Material to process:
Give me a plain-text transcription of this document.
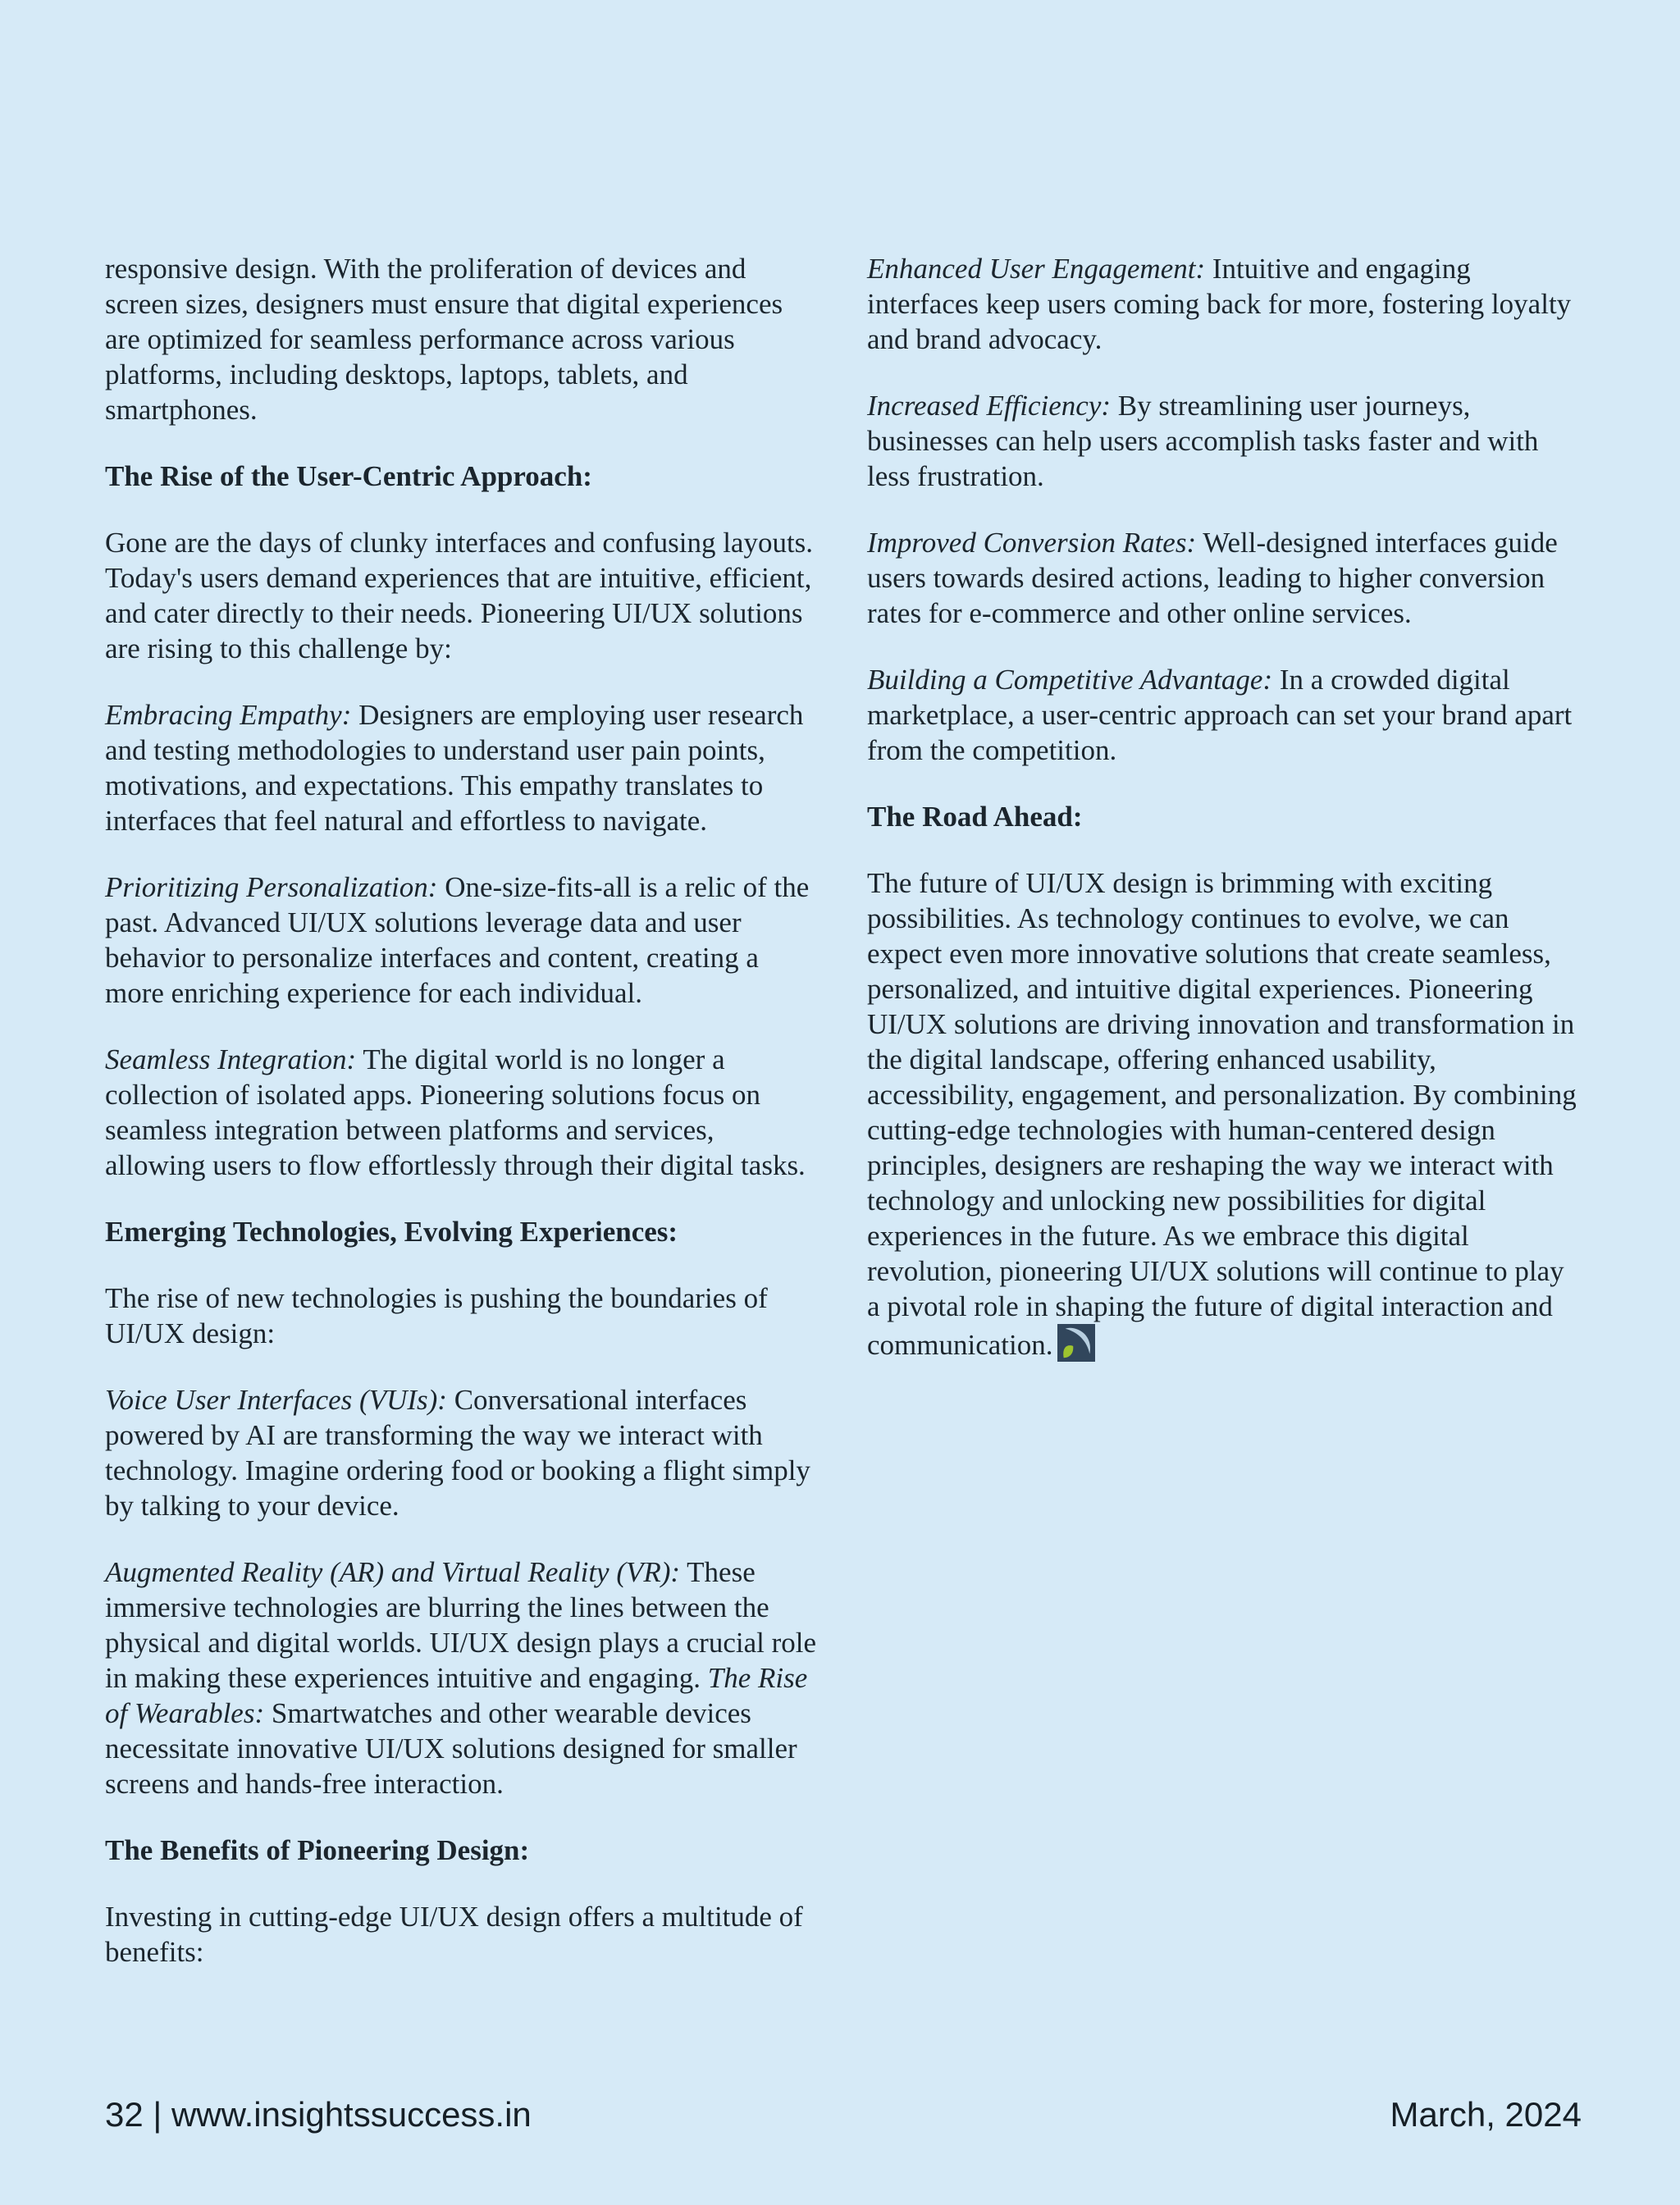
responsive design. With the proliferation of devices and screen sizes, designers must ensure that digital experiences are optimized for seamless performance across various platforms, including desktops, laptops, tablets, and smartphones.

The Rise of the User-Centric Approach:

Gone are the days of clunky interfaces and confusing layouts. Today's users demand experiences that are intuitive, efficient, and cater directly to their needs. Pioneering UI/UX solutions are rising to this challenge by:

Embracing Empathy: Designers are employing user research and testing methodologies to understand user pain points, motivations, and expectations. This empathy translates to interfaces that feel natural and effortless to navigate.

Prioritizing Personalization: One-size-fits-all is a relic of the past. Advanced UI/UX solutions leverage data and user behavior to personalize interfaces and content, creating a more enriching experience for each individual.

Seamless Integration: The digital world is no longer a collection of isolated apps. Pioneering solutions focus on seamless integration between platforms and services, allowing users to flow effortlessly through their digital tasks.

Emerging Technologies, Evolving Experiences:

The rise of new technologies is pushing the boundaries of UI/UX design:

Voice User Interfaces (VUIs): Conversational interfaces powered by AI are transforming the way we interact with technology. Imagine ordering food or booking a flight simply by talking to your device.

Augmented Reality (AR) and Virtual Reality (VR): These immersive technologies are blurring the lines between the physical and digital worlds. UI/UX design plays a crucial role in making these experiences intuitive and engaging. The Rise of Wearables: Smartwatches and other wearable devices necessitate innovative UI/UX solutions designed for smaller screens and hands-free interaction.

The Benefits of Pioneering Design:

Investing in cutting-edge UI/UX design offers a multitude of benefits:

Enhanced User Engagement: Intuitive and engaging interfaces keep users coming back for more, fostering loyalty and brand advocacy.

Increased Efficiency: By streamlining user journeys, businesses can help users accomplish tasks faster and with less frustration.

Improved Conversion Rates: Well-designed interfaces guide users towards desired actions, leading to higher conversion rates for e-commerce and other online services.

Building a Competitive Advantage: In a crowded digital marketplace, a user-centric approach can set your brand apart from the competition.

The Road Ahead:

The future of UI/UX design is brimming with exciting possibilities. As technology continues to evolve, we can expect even more innovative solutions that create seamless, personalized, and intuitive digital experiences. Pioneering UI/UX solutions are driving innovation and transformation in the digital landscape, offering enhanced usability, accessibility, engagement, and personalization. By combining cutting-edge technologies with human-centered design principles, designers are reshaping the way we interact with technology and unlocking new possibilities for digital experiences in the future. As we embrace this digital revolution, pioneering UI/UX solutions will continue to play a pivotal role in shaping the future of digital interaction and communication.

32 | www.insightssuccess.in	March, 2024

What the task requires: Every record above should come back exactly, but without its pictures.

Task answer:
Give me a plain-text transcription of this document.
responsive design. With the proliferation of devices and screen sizes, designers must ensure that digital experiences are optimized for seamless performance across various platforms, including desktops, laptops, tablets, and smartphones.

The Rise of the User-Centric Approach:

Gone are the days of clunky interfaces and confusing layouts. Today's users demand experiences that are intuitive, efficient, and cater directly to their needs. Pioneering UI/UX solutions are rising to this challenge by:

Embracing Empathy: Designers are employing user research and testing methodologies to understand user pain points, motivations, and expectations. This empathy translates to interfaces that feel natural and effortless to navigate.

Prioritizing Personalization: One-size-fits-all is a relic of the past. Advanced UI/UX solutions leverage data and user behavior to personalize interfaces and content, creating a more enriching experience for each individual.

Seamless Integration: The digital world is no longer a collection of isolated apps. Pioneering solutions focus on seamless integration between platforms and services, allowing users to flow effortlessly through their digital tasks.

Emerging Technologies, Evolving Experiences:

The rise of new technologies is pushing the boundaries of UI/UX design:

Voice User Interfaces (VUIs): Conversational interfaces powered by AI are transforming the way we interact with technology. Imagine ordering food or booking a flight simply by talking to your device.

Augmented Reality (AR) and Virtual Reality (VR): These immersive technologies are blurring the lines between the physical and digital worlds. UI/UX design plays a crucial role in making these experiences intuitive and engaging. The Rise of Wearables: Smartwatches and other wearable devices necessitate innovative UI/UX solutions designed for smaller screens and hands-free interaction.

The Benefits of Pioneering Design:

Investing in cutting-edge UI/UX design offers a multitude of benefits:

Enhanced User Engagement: Intuitive and engaging interfaces keep users coming back for more, fostering loyalty and brand advocacy.

Increased Efficiency: By streamlining user journeys, businesses can help users accomplish tasks faster and with less frustration.

Improved Conversion Rates: Well-designed interfaces guide users towards desired actions, leading to higher conversion rates for e-commerce and other online services.

Building a Competitive Advantage: In a crowded digital marketplace, a user-centric approach can set your brand apart from the competition.

The Road Ahead:

The future of UI/UX design is brimming with exciting possibilities. As technology continues to evolve, we can expect even more innovative solutions that create seamless, personalized, and intuitive digital experiences. Pioneering UI/UX solutions are driving innovation and transformation in the digital landscape, offering enhanced usability, accessibility, engagement, and personalization. By combining cutting-edge technologies with human-centered design principles, designers are reshaping the way we interact with technology and unlocking new possibilities for digital experiences in the future. As we embrace this digital revolution, pioneering UI/UX solutions will continue to play a pivotal role in shaping the future of digital interaction and communication.

32 | www.insightssuccess.in	March, 2024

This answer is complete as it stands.